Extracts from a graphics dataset

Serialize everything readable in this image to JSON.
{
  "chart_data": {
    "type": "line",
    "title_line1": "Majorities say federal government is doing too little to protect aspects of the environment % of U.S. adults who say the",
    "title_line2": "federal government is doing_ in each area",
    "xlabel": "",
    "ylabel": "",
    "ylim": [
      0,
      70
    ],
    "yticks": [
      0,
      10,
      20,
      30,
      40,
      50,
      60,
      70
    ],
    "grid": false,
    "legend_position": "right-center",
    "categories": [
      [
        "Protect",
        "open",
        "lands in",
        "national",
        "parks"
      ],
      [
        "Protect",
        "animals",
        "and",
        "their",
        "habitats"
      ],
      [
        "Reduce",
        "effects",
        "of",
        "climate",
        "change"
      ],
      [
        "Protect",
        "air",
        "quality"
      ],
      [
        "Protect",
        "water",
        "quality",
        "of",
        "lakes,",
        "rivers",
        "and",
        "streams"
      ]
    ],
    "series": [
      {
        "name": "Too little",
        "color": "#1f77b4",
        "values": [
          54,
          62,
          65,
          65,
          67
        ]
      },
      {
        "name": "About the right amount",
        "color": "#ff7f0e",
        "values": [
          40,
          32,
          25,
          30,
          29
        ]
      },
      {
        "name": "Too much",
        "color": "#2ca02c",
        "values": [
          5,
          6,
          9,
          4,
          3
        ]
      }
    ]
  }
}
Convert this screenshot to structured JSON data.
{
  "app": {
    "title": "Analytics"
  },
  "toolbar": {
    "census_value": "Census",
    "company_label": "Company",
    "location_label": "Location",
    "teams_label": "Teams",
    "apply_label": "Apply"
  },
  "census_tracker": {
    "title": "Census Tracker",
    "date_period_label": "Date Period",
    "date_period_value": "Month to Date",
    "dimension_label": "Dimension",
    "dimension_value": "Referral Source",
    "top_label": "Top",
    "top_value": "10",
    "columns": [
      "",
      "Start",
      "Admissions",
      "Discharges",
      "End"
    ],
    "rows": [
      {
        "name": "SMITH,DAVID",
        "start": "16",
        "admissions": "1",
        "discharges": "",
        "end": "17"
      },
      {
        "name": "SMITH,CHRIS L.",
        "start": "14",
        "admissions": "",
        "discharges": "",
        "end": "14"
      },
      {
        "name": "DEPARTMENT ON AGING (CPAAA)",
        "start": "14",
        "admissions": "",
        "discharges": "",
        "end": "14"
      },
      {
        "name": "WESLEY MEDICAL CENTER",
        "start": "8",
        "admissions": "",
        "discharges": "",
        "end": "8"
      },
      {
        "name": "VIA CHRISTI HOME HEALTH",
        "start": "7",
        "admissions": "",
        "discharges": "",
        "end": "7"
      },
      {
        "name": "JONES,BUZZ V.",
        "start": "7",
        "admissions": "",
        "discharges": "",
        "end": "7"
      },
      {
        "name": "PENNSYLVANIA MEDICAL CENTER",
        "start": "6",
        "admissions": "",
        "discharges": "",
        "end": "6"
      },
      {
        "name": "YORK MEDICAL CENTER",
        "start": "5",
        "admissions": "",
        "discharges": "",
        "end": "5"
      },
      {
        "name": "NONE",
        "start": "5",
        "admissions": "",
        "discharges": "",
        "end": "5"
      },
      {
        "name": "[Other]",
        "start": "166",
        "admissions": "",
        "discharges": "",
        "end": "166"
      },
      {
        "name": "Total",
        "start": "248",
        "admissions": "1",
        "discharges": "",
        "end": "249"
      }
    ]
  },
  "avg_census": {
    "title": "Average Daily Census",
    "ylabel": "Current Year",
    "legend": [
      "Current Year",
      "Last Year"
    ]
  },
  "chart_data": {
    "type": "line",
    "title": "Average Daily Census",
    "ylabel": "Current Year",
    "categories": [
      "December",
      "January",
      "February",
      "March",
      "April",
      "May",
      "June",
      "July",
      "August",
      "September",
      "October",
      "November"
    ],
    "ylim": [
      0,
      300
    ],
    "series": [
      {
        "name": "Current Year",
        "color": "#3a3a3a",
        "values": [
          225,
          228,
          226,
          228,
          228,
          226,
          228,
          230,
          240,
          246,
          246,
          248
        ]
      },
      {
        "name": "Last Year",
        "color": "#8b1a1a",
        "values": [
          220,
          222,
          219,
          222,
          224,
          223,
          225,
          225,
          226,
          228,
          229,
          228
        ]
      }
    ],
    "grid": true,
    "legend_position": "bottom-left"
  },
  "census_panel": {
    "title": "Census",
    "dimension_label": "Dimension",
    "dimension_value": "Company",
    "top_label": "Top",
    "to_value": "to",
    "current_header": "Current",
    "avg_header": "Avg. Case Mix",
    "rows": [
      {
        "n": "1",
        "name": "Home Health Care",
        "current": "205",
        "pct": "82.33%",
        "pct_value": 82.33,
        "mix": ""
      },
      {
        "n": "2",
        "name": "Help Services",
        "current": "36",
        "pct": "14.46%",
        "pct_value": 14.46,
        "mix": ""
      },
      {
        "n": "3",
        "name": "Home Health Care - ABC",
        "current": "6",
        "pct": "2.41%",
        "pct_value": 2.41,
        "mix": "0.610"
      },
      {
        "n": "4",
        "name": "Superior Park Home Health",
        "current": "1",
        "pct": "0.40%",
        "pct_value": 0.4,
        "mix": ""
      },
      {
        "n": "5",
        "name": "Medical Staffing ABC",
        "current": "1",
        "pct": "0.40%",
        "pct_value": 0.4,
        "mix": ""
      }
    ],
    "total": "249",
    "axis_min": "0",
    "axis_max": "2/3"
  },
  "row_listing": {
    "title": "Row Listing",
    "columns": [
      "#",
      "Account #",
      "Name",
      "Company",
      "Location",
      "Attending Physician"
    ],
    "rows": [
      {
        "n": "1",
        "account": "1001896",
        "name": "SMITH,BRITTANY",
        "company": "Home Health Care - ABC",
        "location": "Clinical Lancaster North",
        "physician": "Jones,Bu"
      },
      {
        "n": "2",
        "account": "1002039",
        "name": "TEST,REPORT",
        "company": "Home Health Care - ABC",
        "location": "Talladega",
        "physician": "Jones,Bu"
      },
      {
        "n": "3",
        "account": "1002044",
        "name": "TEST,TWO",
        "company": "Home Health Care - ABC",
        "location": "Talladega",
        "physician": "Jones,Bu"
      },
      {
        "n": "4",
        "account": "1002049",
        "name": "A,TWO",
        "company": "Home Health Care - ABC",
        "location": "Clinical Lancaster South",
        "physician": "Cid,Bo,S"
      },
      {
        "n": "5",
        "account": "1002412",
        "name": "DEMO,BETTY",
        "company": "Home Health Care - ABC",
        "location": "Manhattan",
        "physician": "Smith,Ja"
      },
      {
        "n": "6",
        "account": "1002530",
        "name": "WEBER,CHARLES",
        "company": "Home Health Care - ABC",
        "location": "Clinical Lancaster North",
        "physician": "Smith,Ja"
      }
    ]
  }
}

> [Requirements]: Take the lines above and retype all of them exactly.

> [Reply]:
Serialize everything readable in this image to JSON.
{
  "chart_data": {
    "type": "line",
    "title_line1": "Majorities say federal government is doing too little to protect aspects of the environment % of U.S. adults who say the",
    "title_line2": "federal government is doing_ in each area",
    "xlabel": "",
    "ylabel": "",
    "ylim": [
      0,
      70
    ],
    "yticks": [
      0,
      10,
      20,
      30,
      40,
      50,
      60,
      70
    ],
    "grid": false,
    "legend_position": "right-center",
    "categories": [
      [
        "Protect",
        "open",
        "lands in",
        "national",
        "parks"
      ],
      [
        "Protect",
        "animals",
        "and",
        "their",
        "habitats"
      ],
      [
        "Reduce",
        "effects",
        "of",
        "climate",
        "change"
      ],
      [
        "Protect",
        "air",
        "quality"
      ],
      [
        "Protect",
        "water",
        "quality",
        "of",
        "lakes,",
        "rivers",
        "and",
        "streams"
      ]
    ],
    "series": [
      {
        "name": "Too little",
        "color": "#1f77b4",
        "values": [
          54,
          62,
          65,
          65,
          67
        ]
      },
      {
        "name": "About the right amount",
        "color": "#ff7f0e",
        "values": [
          40,
          32,
          25,
          30,
          29
        ]
      },
      {
        "name": "Too much",
        "color": "#2ca02c",
        "values": [
          5,
          6,
          9,
          4,
          3
        ]
      }
    ]
  }
}
Convert this screenshot to structured JSON data.
{
  "app": {
    "title": "Analytics"
  },
  "toolbar": {
    "census_value": "Census",
    "company_label": "Company",
    "location_label": "Location",
    "teams_label": "Teams",
    "apply_label": "Apply"
  },
  "census_tracker": {
    "title": "Census Tracker",
    "date_period_label": "Date Period",
    "date_period_value": "Month to Date",
    "dimension_label": "Dimension",
    "dimension_value": "Referral Source",
    "top_label": "Top",
    "top_value": "10",
    "columns": [
      "",
      "Start",
      "Admissions",
      "Discharges",
      "End"
    ],
    "rows": [
      {
        "name": "SMITH,DAVID",
        "start": "16",
        "admissions": "1",
        "discharges": "",
        "end": "17"
      },
      {
        "name": "SMITH,CHRIS L.",
        "start": "14",
        "admissions": "",
        "discharges": "",
        "end": "14"
      },
      {
        "name": "DEPARTMENT ON AGING (CPAAA)",
        "start": "14",
        "admissions": "",
        "discharges": "",
        "end": "14"
      },
      {
        "name": "WESLEY MEDICAL CENTER",
        "start": "8",
        "admissions": "",
        "discharges": "",
        "end": "8"
      },
      {
        "name": "VIA CHRISTI HOME HEALTH",
        "start": "7",
        "admissions": "",
        "discharges": "",
        "end": "7"
      },
      {
        "name": "JONES,BUZZ V.",
        "start": "7",
        "admissions": "",
        "discharges": "",
        "end": "7"
      },
      {
        "name": "PENNSYLVANIA MEDICAL CENTER",
        "start": "6",
        "admissions": "",
        "discharges": "",
        "end": "6"
      },
      {
        "name": "YORK MEDICAL CENTER",
        "start": "5",
        "admissions": "",
        "discharges": "",
        "end": "5"
      },
      {
        "name": "NONE",
        "start": "5",
        "admissions": "",
        "discharges": "",
        "end": "5"
      },
      {
        "name": "[Other]",
        "start": "166",
        "admissions": "",
        "discharges": "",
        "end": "166"
      },
      {
        "name": "Total",
        "start": "248",
        "admissions": "1",
        "discharges": "",
        "end": "249"
      }
    ]
  },
  "avg_census": {
    "title": "Average Daily Census",
    "ylabel": "Current Year",
    "legend": [
      "Current Year",
      "Last Year"
    ]
  },
  "chart_data": {
    "type": "line",
    "title": "Average Daily Census",
    "ylabel": "Current Year",
    "categories": [
      "December",
      "January",
      "February",
      "March",
      "April",
      "May",
      "June",
      "July",
      "August",
      "September",
      "October",
      "November"
    ],
    "ylim": [
      0,
      300
    ],
    "series": [
      {
        "name": "Current Year",
        "color": "#3a3a3a",
        "values": [
          225,
          228,
          226,
          228,
          228,
          226,
          228,
          230,
          240,
          246,
          246,
          248
        ]
      },
      {
        "name": "Last Year",
        "color": "#8b1a1a",
        "values": [
          220,
          222,
          219,
          222,
          224,
          223,
          225,
          225,
          226,
          228,
          229,
          228
        ]
      }
    ],
    "grid": true,
    "legend_position": "bottom-left"
  },
  "census_panel": {
    "title": "Census",
    "dimension_label": "Dimension",
    "dimension_value": "Company",
    "top_label": "Top",
    "to_value": "to",
    "current_header": "Current",
    "avg_header": "Avg. Case Mix",
    "rows": [
      {
        "n": "1",
        "name": "Home Health Care",
        "current": "205",
        "pct": "82.33%",
        "pct_value": 82.33,
        "mix": ""
      },
      {
        "n": "2",
        "name": "Help Services",
        "current": "36",
        "pct": "14.46%",
        "pct_value": 14.46,
        "mix": ""
      },
      {
        "n": "3",
        "name": "Home Health Care - ABC",
        "current": "6",
        "pct": "2.41%",
        "pct_value": 2.41,
        "mix": "0.610"
      },
      {
        "n": "4",
        "name": "Superior Park Home Health",
        "current": "1",
        "pct": "0.40%",
        "pct_value": 0.4,
        "mix": ""
      },
      {
        "n": "5",
        "name": "Medical Staffing ABC",
        "current": "1",
        "pct": "0.40%",
        "pct_value": 0.4,
        "mix": ""
      }
    ],
    "total": "249",
    "axis_min": "0",
    "axis_max": "2/3"
  },
  "row_listing": {
    "title": "Row Listing",
    "columns": [
      "#",
      "Account #",
      "Name",
      "Company",
      "Location",
      "Attending Physician"
    ],
    "rows": [
      {
        "n": "1",
        "account": "1001896",
        "name": "SMITH,BRITTANY",
        "company": "Home Health Care - ABC",
        "location": "Clinical Lancaster North",
        "physician": "Jones,Bu"
      },
      {
        "n": "2",
        "account": "1002039",
        "name": "TEST,REPORT",
        "company": "Home Health Care - ABC",
        "location": "Talladega",
        "physician": "Jones,Bu"
      },
      {
        "n": "3",
        "account": "1002044",
        "name": "TEST,TWO",
        "company": "Home Health Care - ABC",
        "location": "Talladega",
        "physician": "Jones,Bu"
      },
      {
        "n": "4",
        "account": "1002049",
        "name": "A,TWO",
        "company": "Home Health Care - ABC",
        "location": "Clinical Lancaster South",
        "physician": "Cid,Bo,S"
      },
      {
        "n": "5",
        "account": "1002412",
        "name": "DEMO,BETTY",
        "company": "Home Health Care - ABC",
        "location": "Manhattan",
        "physician": "Smith,Ja"
      },
      {
        "n": "6",
        "account": "1002530",
        "name": "WEBER,CHARLES",
        "company": "Home Health Care - ABC",
        "location": "Clinical Lancaster North",
        "physician": "Smith,Ja"
      }
    ]
  }
}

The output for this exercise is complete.